▸ **Short problem**
Please format the entries starting at the line that contains "Find all labels, buttons, inputs, and" and ending at the line that contains "y-tick-label: 30 (63, 344, 81, 361)" as a two-column CSV headed instruction and response, with one row per entry. Put the instruction text and its response each in a single quoted field, with line breaks turned into spaces.

▸ **Input records**
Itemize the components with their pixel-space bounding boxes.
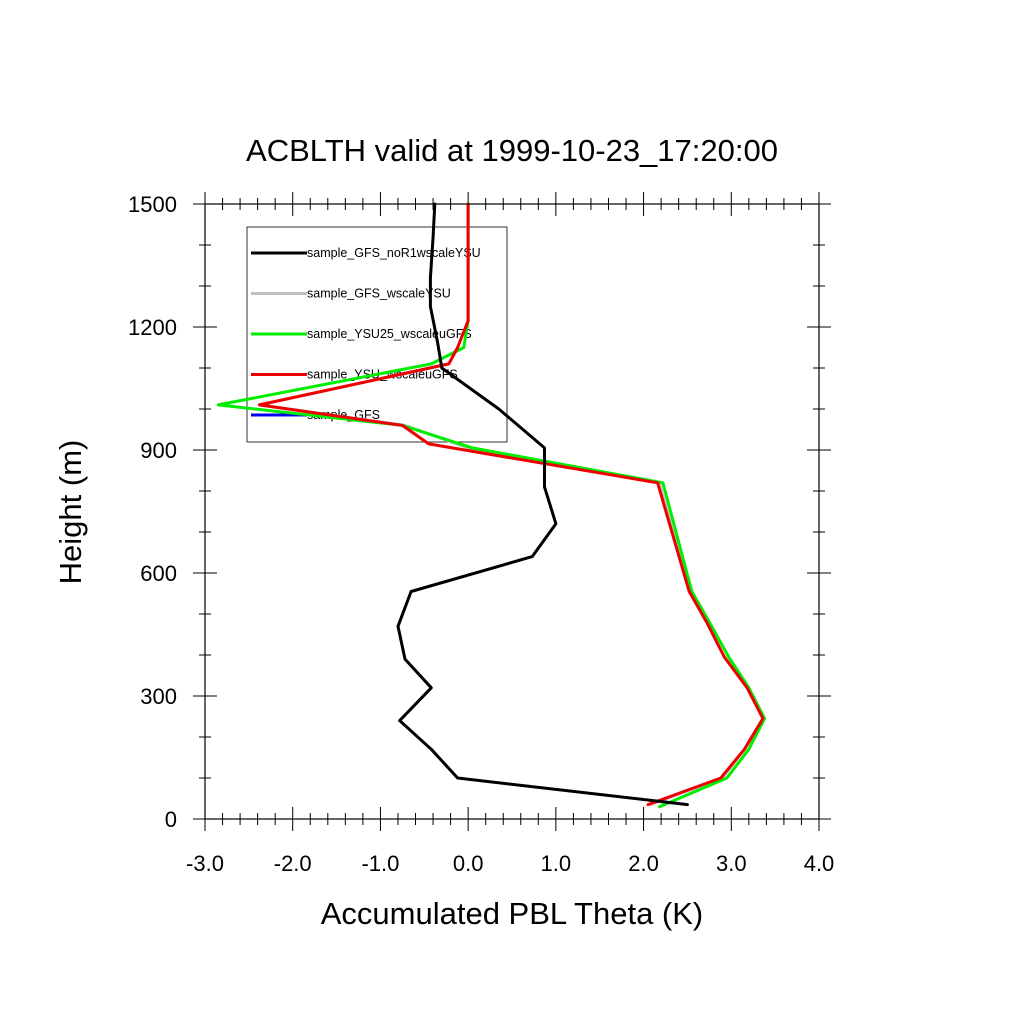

* * *

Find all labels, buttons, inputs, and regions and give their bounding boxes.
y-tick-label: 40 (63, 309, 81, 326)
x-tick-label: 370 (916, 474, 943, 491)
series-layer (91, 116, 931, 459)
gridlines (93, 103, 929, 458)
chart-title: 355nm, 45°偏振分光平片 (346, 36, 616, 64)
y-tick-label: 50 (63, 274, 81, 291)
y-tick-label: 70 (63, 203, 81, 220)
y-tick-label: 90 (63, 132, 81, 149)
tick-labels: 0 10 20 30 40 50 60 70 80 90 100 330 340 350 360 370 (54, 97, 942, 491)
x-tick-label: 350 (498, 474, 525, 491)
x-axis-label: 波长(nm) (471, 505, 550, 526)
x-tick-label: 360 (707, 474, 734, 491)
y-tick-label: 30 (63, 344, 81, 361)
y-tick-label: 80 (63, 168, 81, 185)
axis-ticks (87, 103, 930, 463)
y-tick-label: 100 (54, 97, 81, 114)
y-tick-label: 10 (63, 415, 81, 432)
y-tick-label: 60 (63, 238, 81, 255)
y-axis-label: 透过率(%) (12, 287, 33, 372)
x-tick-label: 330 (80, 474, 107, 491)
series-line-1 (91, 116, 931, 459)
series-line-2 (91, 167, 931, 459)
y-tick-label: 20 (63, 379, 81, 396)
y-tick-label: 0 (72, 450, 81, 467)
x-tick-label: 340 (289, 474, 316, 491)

...

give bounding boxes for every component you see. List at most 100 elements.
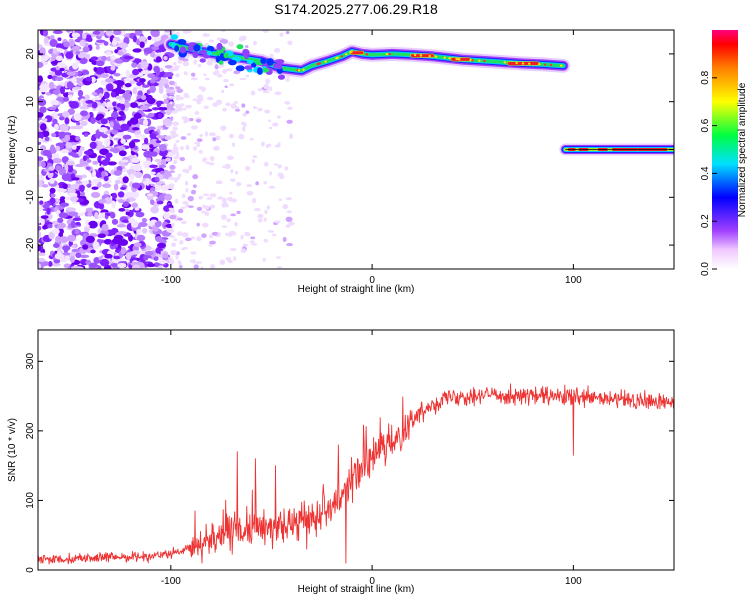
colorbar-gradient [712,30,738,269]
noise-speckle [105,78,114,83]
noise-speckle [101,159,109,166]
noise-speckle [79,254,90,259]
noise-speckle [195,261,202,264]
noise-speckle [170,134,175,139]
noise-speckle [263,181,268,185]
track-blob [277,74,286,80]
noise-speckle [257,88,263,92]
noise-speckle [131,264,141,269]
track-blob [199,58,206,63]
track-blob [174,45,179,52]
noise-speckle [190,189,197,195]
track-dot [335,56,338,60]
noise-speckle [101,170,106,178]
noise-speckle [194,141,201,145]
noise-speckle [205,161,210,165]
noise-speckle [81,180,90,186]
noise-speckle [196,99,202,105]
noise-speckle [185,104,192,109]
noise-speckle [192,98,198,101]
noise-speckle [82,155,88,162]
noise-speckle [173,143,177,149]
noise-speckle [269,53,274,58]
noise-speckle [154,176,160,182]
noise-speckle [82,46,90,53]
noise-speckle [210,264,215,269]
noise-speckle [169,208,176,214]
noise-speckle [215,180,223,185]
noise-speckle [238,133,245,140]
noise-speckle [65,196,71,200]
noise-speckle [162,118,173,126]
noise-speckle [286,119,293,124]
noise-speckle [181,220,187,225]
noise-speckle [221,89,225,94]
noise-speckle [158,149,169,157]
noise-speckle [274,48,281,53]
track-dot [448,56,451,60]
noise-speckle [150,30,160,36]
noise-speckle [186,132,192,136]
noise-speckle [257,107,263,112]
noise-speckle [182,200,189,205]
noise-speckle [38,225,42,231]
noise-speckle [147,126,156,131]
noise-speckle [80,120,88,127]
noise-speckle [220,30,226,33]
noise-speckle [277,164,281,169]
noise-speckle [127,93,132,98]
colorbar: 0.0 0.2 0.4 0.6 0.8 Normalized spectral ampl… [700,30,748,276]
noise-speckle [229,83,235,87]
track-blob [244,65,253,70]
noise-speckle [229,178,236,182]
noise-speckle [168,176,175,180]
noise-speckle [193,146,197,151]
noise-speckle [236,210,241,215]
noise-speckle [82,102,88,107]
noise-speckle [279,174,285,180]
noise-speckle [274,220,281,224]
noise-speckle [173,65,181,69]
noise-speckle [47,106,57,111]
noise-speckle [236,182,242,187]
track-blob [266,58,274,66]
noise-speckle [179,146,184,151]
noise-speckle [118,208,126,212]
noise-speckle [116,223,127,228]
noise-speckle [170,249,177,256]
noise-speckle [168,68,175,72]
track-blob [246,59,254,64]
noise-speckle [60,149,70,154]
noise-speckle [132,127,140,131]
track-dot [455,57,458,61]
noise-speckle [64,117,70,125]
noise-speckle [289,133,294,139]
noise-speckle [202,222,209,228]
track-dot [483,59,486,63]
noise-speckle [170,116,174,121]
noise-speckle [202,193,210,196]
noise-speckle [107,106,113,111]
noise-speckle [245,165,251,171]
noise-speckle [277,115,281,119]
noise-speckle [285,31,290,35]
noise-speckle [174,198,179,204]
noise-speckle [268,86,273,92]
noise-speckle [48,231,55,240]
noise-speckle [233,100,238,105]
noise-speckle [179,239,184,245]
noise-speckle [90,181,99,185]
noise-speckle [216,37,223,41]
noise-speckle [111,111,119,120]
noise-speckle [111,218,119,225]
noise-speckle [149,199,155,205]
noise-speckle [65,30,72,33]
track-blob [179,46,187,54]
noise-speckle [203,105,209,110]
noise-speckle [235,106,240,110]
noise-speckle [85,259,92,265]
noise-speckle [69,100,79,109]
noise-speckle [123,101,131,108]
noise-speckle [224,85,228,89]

▸ **Result of this exercise**
instruction,response
"Find all labels, buttons, inputs, and regions and give their bounding boxes.","y-tick-label: 40 (63, 309, 81, 326) x-tick-label: 370 (916, 474, 943, 491) series-layer (91, 116, 931, 459) gridlines (93, 103, 929, 458) chart-title: 355nm, 45°偏振分光平片 (346, 36, 616, 64) y-tick-label: 50 (63, 274, 81, 291) y-tick-label: 70 (63, 203, 81, 220) y-tick-label: 90 (63, 132, 81, 149) tick-labels: 0 10 20 30 40 50 60 70 80 90 100 330 340 350 360 370 (54, 97, 942, 491) x-tick-label: 350 (498, 474, 525, 491) x-axis-label: 波长(nm) (471, 505, 550, 526) x-tick-label: 360 (707, 474, 734, 491) y-tick-label: 30 (63, 344, 81, 361)"